Given data:
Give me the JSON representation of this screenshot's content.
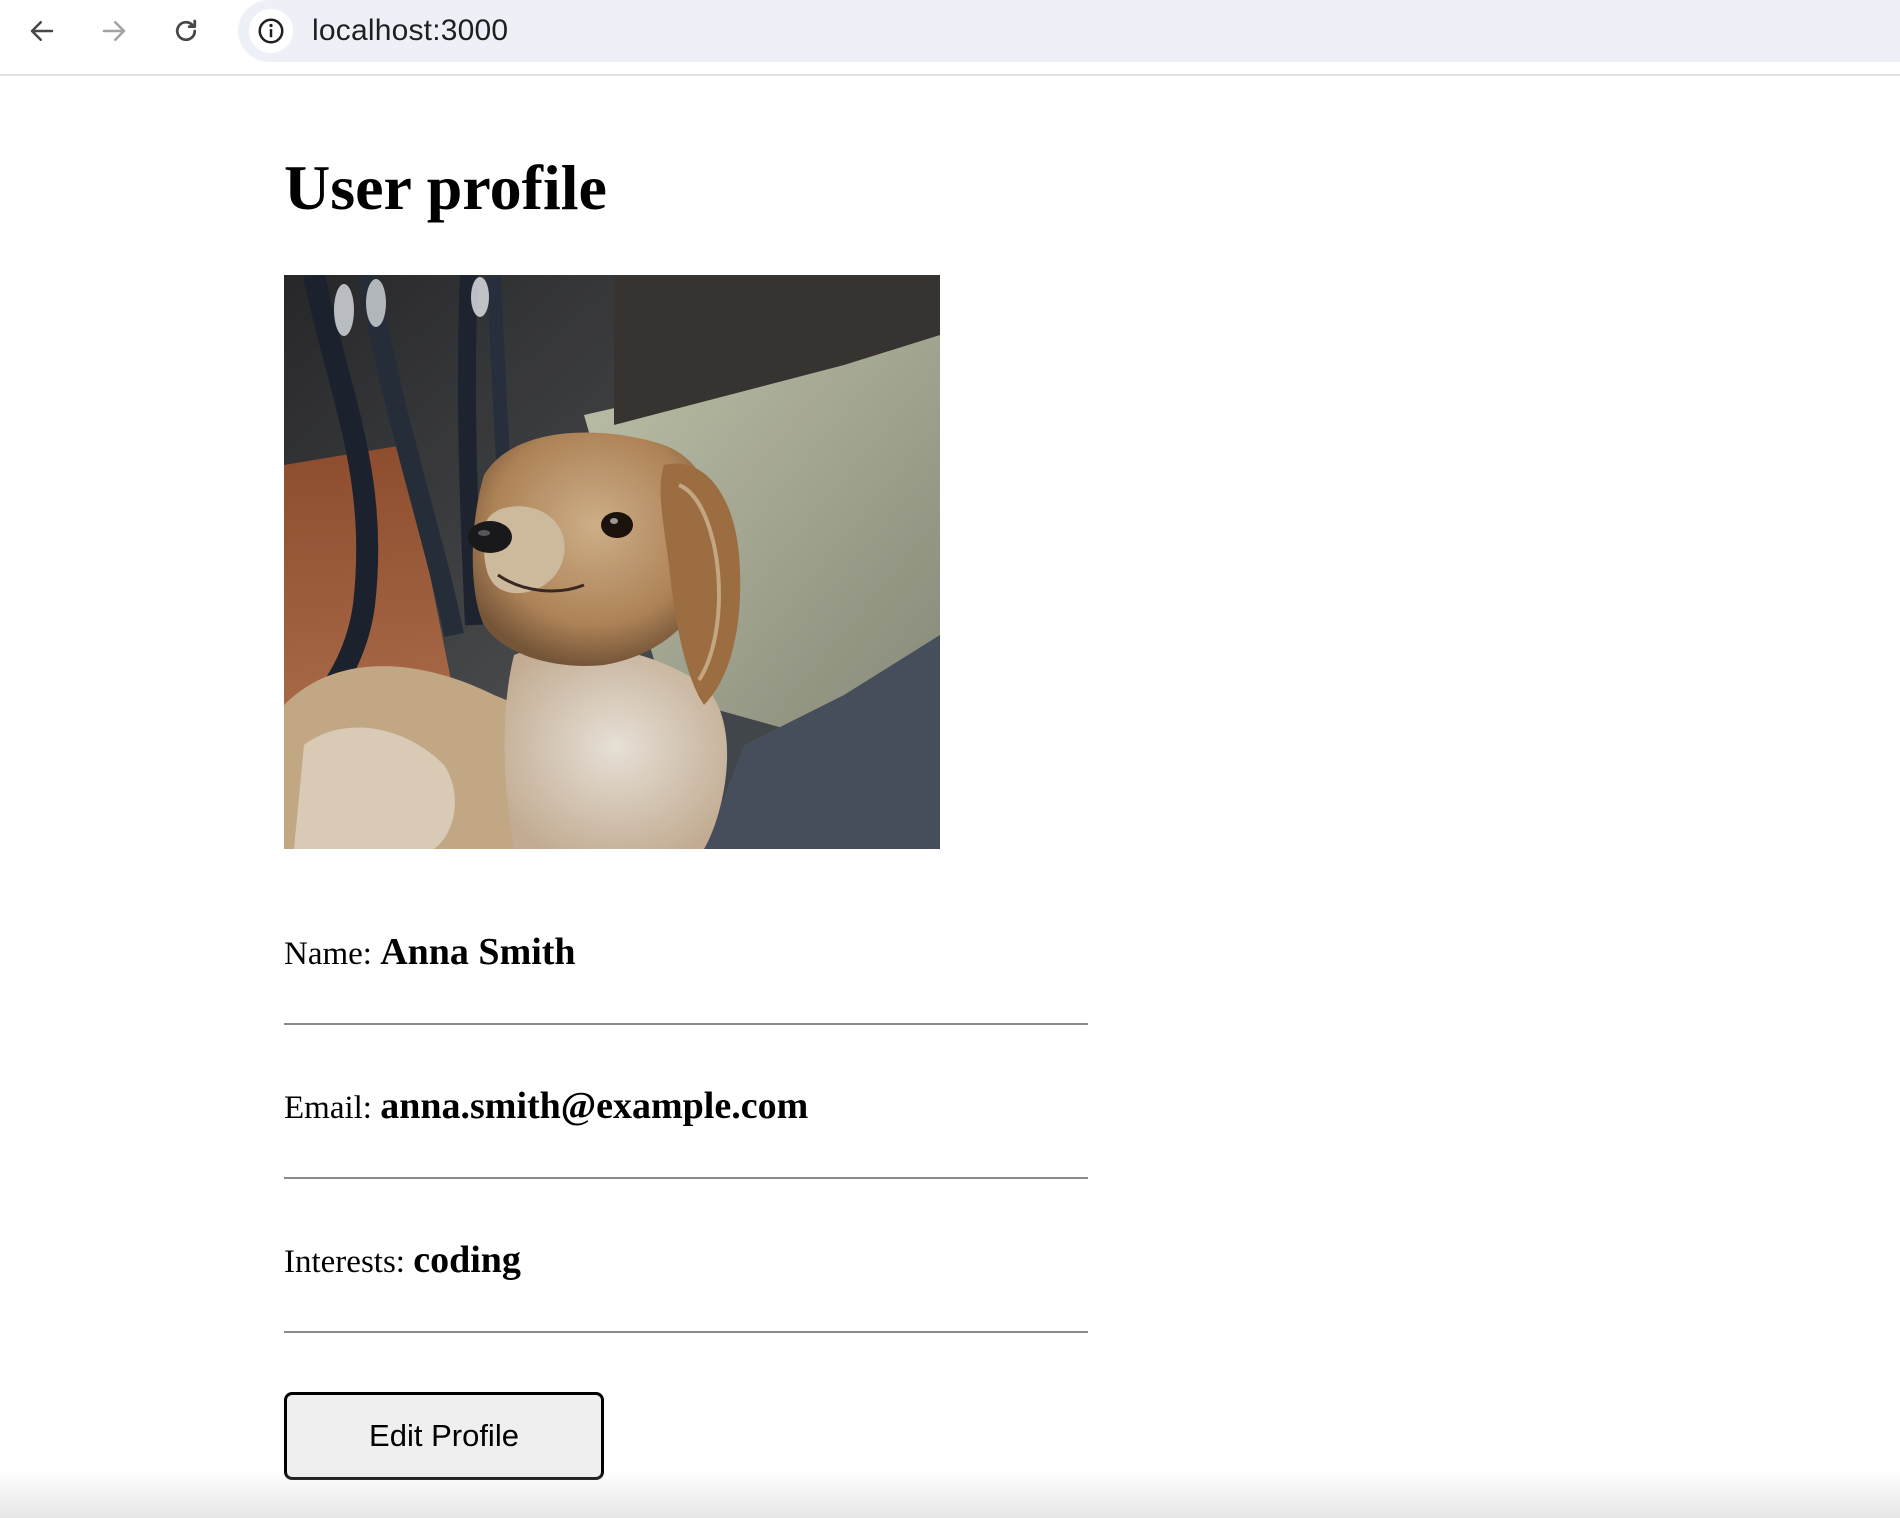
{
  "browser": {
    "url": "localhost:3000",
    "back_icon": "arrow-left-icon",
    "forward_icon": "arrow-right-icon",
    "reload_icon": "reload-icon",
    "site_info_icon": "info-icon"
  },
  "page": {
    "title": "User profile",
    "avatar_subject": "dog-photo",
    "fields": [
      {
        "label": "Name:",
        "value": "Anna Smith"
      },
      {
        "label": "Email:",
        "value": "anna.smith@example.com"
      },
      {
        "label": "Interests:",
        "value": "coding"
      }
    ],
    "edit_button_label": "Edit Profile"
  },
  "colors": {
    "omnibox_bg": "#edf1f7",
    "button_bg": "#efefef",
    "divider": "#8a8a8a"
  }
}
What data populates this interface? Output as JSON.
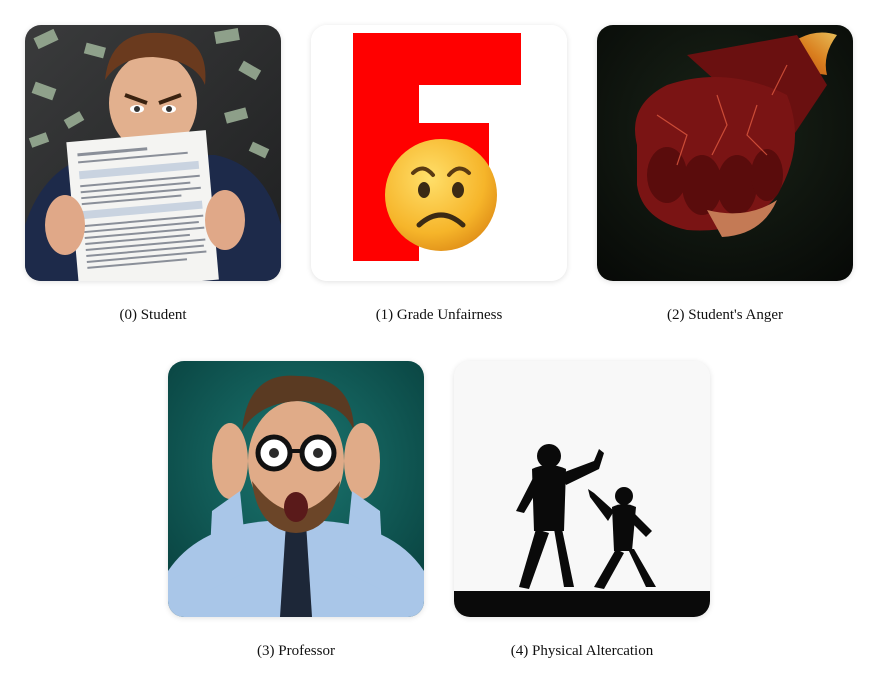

Aim of the exercise:
Your copy should hold every record word for word and none of the pictures.

Finished task:
Give me the JSON representation of this screenshot's content.
{
  "browser": {
    "url": "localhost:3000",
    "back_icon": "arrow-left-icon",
    "forward_icon": "arrow-right-icon",
    "reload_icon": "reload-icon",
    "site_info_icon": "info-icon"
  },
  "page": {
    "title": "User profile",
    "avatar_subject": "dog-photo",
    "fields": [
      {
        "label": "Name:",
        "value": "Anna Smith"
      },
      {
        "label": "Email:",
        "value": "anna.smith@example.com"
      },
      {
        "label": "Interests:",
        "value": "coding"
      }
    ],
    "edit_button_label": "Edit Profile"
  },
  "colors": {
    "omnibox_bg": "#edf1f7",
    "button_bg": "#efefef",
    "divider": "#8a8a8a"
  }
}
What data populates this interface? Output as JSON.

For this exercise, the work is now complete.